#### Exercise requirements
Report the number of lines in these entries that contain "uitgeschakeld". Write only the number.

#### Data rows
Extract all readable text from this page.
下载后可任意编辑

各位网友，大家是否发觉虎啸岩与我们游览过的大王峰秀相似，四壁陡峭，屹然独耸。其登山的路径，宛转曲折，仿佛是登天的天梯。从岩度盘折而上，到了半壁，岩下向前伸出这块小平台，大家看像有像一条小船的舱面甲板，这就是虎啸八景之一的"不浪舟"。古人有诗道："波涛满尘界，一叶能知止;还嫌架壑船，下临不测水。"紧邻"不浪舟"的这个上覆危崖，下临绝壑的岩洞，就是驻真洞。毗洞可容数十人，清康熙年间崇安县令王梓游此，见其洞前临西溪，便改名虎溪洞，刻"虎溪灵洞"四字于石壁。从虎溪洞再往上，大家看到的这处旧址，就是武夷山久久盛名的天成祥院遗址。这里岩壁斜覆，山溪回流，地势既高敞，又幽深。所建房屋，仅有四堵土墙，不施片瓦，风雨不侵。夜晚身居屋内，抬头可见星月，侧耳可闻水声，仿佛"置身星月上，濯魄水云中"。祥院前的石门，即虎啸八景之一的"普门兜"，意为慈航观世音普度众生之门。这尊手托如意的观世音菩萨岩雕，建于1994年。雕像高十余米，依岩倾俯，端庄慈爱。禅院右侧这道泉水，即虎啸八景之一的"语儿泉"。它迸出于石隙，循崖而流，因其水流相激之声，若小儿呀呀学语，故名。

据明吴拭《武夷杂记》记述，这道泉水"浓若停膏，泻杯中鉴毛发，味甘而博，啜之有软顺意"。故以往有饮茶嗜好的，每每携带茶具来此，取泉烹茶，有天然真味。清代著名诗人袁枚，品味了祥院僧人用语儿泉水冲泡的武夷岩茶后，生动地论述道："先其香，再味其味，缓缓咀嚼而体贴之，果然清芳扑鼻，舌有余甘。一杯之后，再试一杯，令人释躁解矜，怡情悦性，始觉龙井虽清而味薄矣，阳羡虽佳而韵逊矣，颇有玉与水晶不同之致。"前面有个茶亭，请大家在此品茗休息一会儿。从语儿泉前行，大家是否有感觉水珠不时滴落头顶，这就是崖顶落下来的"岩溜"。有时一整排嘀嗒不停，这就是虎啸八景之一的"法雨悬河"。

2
--
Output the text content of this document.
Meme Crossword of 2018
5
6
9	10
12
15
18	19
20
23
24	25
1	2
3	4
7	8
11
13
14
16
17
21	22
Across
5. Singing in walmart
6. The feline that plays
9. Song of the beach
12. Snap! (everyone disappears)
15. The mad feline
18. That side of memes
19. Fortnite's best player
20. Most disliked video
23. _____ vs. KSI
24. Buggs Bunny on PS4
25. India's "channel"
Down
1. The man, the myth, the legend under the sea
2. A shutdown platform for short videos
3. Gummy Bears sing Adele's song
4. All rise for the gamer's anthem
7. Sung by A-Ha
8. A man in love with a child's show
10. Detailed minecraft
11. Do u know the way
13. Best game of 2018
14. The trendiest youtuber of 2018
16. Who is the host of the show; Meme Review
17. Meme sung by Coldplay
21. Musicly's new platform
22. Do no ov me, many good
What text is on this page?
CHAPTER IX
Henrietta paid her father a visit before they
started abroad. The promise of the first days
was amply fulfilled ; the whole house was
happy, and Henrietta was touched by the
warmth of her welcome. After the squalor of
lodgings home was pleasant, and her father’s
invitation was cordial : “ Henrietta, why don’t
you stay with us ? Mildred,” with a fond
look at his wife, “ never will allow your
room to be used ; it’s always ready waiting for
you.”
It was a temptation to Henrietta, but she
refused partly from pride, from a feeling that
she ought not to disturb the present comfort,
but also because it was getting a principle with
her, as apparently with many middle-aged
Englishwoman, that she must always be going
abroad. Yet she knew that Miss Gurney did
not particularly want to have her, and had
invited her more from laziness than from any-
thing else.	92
* * *
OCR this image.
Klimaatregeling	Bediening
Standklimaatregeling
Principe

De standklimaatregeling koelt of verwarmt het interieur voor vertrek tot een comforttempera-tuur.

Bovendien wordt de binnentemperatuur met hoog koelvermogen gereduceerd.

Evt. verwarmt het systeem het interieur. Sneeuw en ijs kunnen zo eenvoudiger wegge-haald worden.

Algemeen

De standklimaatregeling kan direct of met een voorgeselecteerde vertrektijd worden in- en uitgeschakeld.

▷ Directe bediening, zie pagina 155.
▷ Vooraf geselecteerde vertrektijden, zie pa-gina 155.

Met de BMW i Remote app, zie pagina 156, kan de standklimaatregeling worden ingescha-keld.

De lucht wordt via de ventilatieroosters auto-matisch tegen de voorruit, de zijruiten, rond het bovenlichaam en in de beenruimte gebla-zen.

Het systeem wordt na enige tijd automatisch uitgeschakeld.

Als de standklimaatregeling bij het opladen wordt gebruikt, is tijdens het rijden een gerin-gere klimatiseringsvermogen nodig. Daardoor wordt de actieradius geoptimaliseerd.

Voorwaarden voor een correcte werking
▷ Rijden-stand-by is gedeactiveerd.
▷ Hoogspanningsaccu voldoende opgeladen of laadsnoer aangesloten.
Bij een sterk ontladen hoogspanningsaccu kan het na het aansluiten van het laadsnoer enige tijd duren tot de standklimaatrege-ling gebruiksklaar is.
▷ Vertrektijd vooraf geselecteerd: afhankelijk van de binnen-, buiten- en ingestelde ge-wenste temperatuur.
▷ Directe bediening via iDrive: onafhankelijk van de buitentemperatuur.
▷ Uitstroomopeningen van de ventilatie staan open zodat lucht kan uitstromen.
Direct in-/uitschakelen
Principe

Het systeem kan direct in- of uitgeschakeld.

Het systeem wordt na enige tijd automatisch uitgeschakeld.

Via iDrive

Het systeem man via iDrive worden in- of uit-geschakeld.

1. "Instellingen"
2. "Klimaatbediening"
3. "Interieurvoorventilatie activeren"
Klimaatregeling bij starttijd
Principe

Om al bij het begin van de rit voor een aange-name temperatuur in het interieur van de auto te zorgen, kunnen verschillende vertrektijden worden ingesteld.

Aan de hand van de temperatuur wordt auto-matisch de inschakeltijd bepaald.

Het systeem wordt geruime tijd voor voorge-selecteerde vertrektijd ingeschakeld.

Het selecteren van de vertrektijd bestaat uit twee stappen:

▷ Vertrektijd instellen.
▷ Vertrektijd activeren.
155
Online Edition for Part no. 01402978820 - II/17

#### Finished task
4